**Prompt:** Transcribe each line exactly.

[Dataset rows]
## start
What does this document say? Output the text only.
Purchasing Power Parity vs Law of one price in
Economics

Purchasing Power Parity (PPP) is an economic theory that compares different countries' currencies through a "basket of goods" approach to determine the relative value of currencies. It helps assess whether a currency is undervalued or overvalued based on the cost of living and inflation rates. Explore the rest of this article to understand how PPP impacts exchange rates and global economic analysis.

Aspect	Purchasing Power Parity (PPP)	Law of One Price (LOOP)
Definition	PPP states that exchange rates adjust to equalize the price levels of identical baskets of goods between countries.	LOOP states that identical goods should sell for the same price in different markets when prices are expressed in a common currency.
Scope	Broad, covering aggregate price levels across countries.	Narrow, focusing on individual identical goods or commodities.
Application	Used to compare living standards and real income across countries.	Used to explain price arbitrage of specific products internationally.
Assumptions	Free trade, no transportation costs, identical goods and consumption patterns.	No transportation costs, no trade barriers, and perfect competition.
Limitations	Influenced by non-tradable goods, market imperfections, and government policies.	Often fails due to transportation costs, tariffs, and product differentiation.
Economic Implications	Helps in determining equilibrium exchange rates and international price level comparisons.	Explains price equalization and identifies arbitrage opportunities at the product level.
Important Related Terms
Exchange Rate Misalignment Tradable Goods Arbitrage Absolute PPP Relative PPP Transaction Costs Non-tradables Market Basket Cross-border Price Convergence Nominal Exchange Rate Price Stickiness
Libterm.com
## end
**Expected output:**
What does this document say? Output the text only.
Purchasing Power Parity vs Law of one price in
Economics

Purchasing Power Parity (PPP) is an economic theory that compares different countries' currencies through a "basket of goods" approach to determine the relative value of currencies. It helps assess whether a currency is undervalued or overvalued based on the cost of living and inflation rates. Explore the rest of this article to understand how PPP impacts exchange rates and global economic analysis.

Aspect	Purchasing Power Parity (PPP)	Law of One Price (LOOP)
Definition	PPP states that exchange rates adjust to equalize the price levels of identical baskets of goods between countries.	LOOP states that identical goods should sell for the same price in different markets when prices are expressed in a common currency.
Scope	Broad, covering aggregate price levels across countries.	Narrow, focusing on individual identical goods or commodities.
Application	Used to compare living standards and real income across countries.	Used to explain price arbitrage of specific products internationally.
Assumptions	Free trade, no transportation costs, identical goods and consumption patterns.	No transportation costs, no trade barriers, and perfect competition.
Limitations	Influenced by non-tradable goods, market imperfections, and government policies.	Often fails due to transportation costs, tariffs, and product differentiation.
Economic Implications	Helps in determining equilibrium exchange rates and international price level comparisons.	Explains price equalization and identifies arbitrage opportunities at the product level.
Important Related Terms
Exchange Rate Misalignment Tradable Goods Arbitrage Absolute PPP Relative PPP Transaction Costs Non-tradables Market Basket Cross-border Price Convergence Nominal Exchange Rate Price Stickiness
Libterm.com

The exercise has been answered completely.